# Instruction a
Reproduce word for word the passage of the Hawkwind album reviews starting with "Hawklords, 25 Years" and going on through "good songs here.".

# Given passage
━━━━━━

Hawklords, 25 Years On, 1978
Briefly, Hawkwind had to change their name to Hawklords for legal reasons, maybe because Dave Brock was the only original member. Anyway, only a couple good songs here.
PXR5, 1979
The last album with Bob Calvert, and one of the very best. Like The Who's best album, Who's Next, it was cobbled together from scraps. It contains their best punk song, "Death Trap," their best social protest song, "High Rise," their catchiest song, "Jack of Shadows," and the closest they've ever come to a love song, "Infinity," with the second best line Dave Brock ever wrote: "I met her in a forest glade, where starbeams grew like trees." (His best line is so good he used it in two different songs: "Already weeds are writing their scriptures in the sand.")
Zones, 1983
Another collection of scraps. The first seven songs are as good as Hawkwind has ever been, and the last three songs are awful.
The Earth Ritual Preview EP, 1984
Quite good, containing the great song "Green Finned Demon."
Independent Days vol 1-2
A great compilation of stuff from the late 70's and early 80's.
other albums
I've listened to Levitation, Live 79, Church of Hawkwind, Choose Your Masques, This Is Hawkwind Do Not Panic, Bring Me the Head of Yuri Gagarin (great title!), Chronicle of the Black Sword, and Xenon Codex, and found none of them memorable. I've heard Electric Teepee is great, but haven't bought it yet.

━━━━━━

# Saved entries

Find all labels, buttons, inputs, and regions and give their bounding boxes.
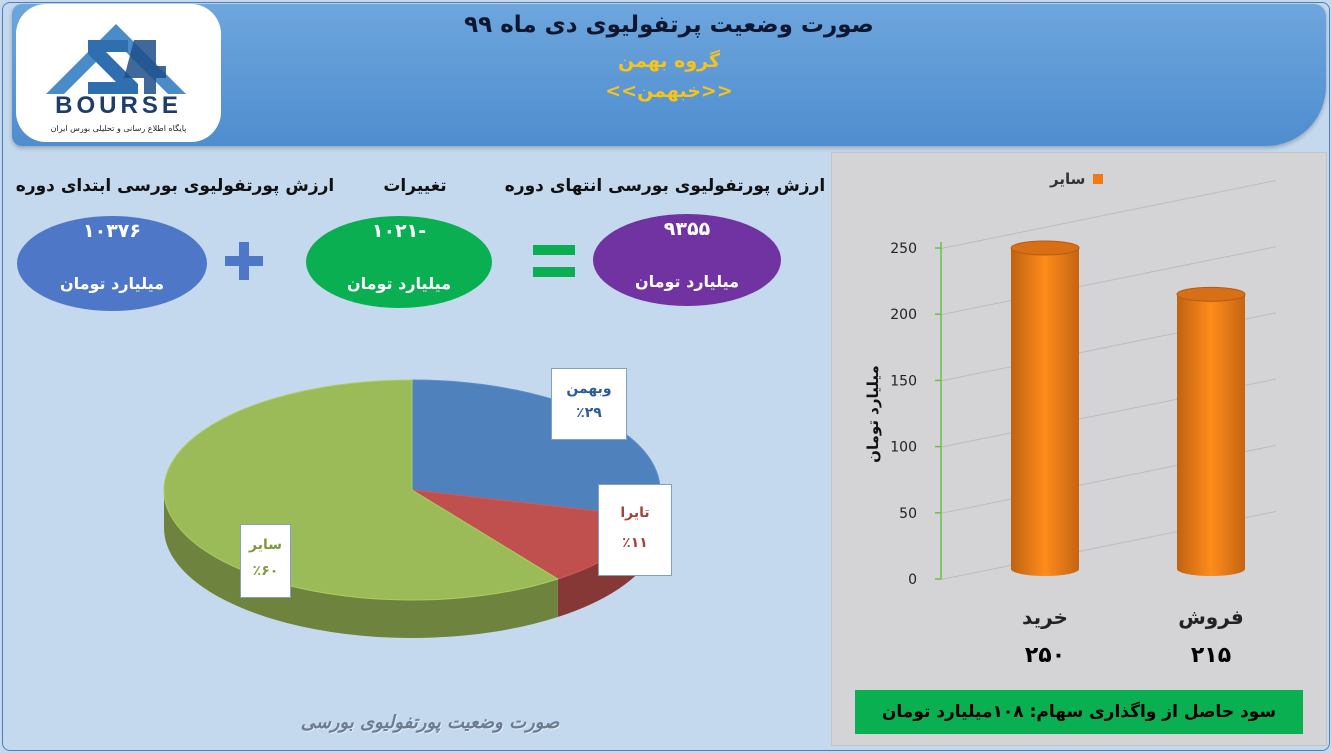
pie-caption: صورت وضعیت پورتفولیوی بورسی (300, 712, 560, 733)
bar-cylinder (1177, 294, 1245, 576)
x-category-label: خرید (1022, 605, 1068, 629)
logo-mark-icon (46, 24, 186, 94)
start-value: ۱۰۳۷۶ (83, 220, 141, 242)
y-tick-label: 0 (908, 572, 917, 588)
pie-label-name: تایرا (620, 505, 650, 521)
legend-label: سایر (1050, 170, 1086, 188)
change-value: -۱۰۲۱ (371, 220, 427, 242)
logo-word: BOURSE (55, 92, 182, 119)
bar-value-label: ۲۵۰ (1025, 643, 1065, 668)
profit-box: سود حاصل از واگذاری سهام: ۱۰۸میلیارد توم… (855, 690, 1303, 734)
bar-value-label: ۲۱۵ (1191, 643, 1231, 668)
plus-icon (225, 242, 263, 280)
bar-gridline (940, 180, 1277, 249)
end-value-unit: میلیارد تومان (634, 272, 740, 291)
start-value-ellipse: ۱۰۳۷۶ میلیارد تومان (17, 216, 207, 311)
end-value: ۹۳۵۵ (663, 218, 711, 240)
pie-label-value: ٪۶۰ (252, 563, 279, 579)
bar-cylinder-top (1010, 240, 1080, 256)
y-tick-label: 250 (890, 241, 917, 257)
start-value-label: ارزش پورتفولیوی بورسی ابتدای دوره (15, 176, 335, 196)
symbol-name: <<خبهمن>> (605, 80, 733, 102)
change-value-unit: میلیارد تومان (346, 274, 452, 293)
bourse-logo: BOURSE پایگاه اطلاع رسانی و تحلیلی بورس … (16, 4, 221, 142)
pie-label-name: وبهمن (566, 381, 612, 397)
pie-label-value: ٪۲۹ (576, 405, 602, 421)
pie-label-tayra: تایرا ٪۱۱ (598, 484, 672, 576)
pie-label-value: ٪۱۱ (622, 535, 648, 551)
y-tick-label: 150 (890, 373, 917, 389)
pie-slice-side (164, 490, 558, 638)
page-title: صورت وضعیت پرتفولیوی دی ماه ۹۹ (464, 12, 874, 38)
equals-icon (533, 245, 575, 277)
header-banner: صورت وضعیت پرتفولیوی دی ماه ۹۹ گروه بهمن… (12, 4, 1326, 146)
change-value-ellipse: -۱۰۲۱ میلیارد تومان (306, 216, 492, 308)
group-name: گروه بهمن (617, 50, 721, 72)
bar-chart-svg: 0 50 100 150 200 250 خرید فروش ۲۵۰ ۲۱۵ (890, 180, 1277, 668)
x-category-label: فروش (1178, 605, 1244, 629)
legend-swatch (1093, 174, 1104, 184)
bar-legend: سایر (1050, 170, 1104, 188)
y-tick-label: 200 (890, 307, 917, 323)
pie-label-name: سایر (249, 537, 282, 553)
bar-cylinder-top (1176, 286, 1246, 302)
end-value-label: ارزش پورتفولیوی بورسی انتهای دوره (504, 176, 826, 196)
end-value-ellipse: ۹۳۵۵ میلیارد تومان (593, 214, 781, 306)
pie-label-vbahman: وبهمن ٪۲۹ (551, 368, 627, 440)
pie-chart-svg (163, 379, 661, 638)
logo-subtitle: پایگاه اطلاع رسانی و تحلیلی بورس ایران (50, 124, 187, 133)
pie-chart (150, 360, 710, 650)
y-tick-label: 50 (899, 506, 917, 522)
pie-label-sayer: سایر ٪۶۰ (240, 524, 291, 598)
start-value-unit: میلیارد تومان (59, 274, 165, 293)
bar-gridline (940, 246, 1277, 316)
bar-cylinder (1011, 248, 1079, 576)
y-tick-label: 100 (890, 440, 917, 456)
change-label: تغییرات (383, 176, 447, 196)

━━━━━━

# Instruction b
Present the saved entries as a JSON list of strings, one string per line and no blank lines, starting with the line with "pie-caption: صورت وضعیت" and going on through the line with "y-tick-label: 0 (908, 572, 917, 588)".

# Final result a
Hawklords, 25 Years On, 1978
Briefly, Hawkwind had to change their name to Hawklords for legal reasons, maybe because Dave Brock was the only original member. Anyway, only a couple good songs here.

# Final result b
[
  "pie-caption: صورت وضعیت پورتفولیوی بورسی (300, 712, 560, 733)",
  "bar-cylinder (1177, 294, 1245, 576)",
  "x-category-label: خرید (1022, 605, 1068, 629)",
  "logo-mark-icon (46, 24, 186, 94)",
  "start-value: ۱۰۳۷۶ (83, 220, 141, 242)",
  "y-tick-label: 0 (908, 572, 917, 588)"
]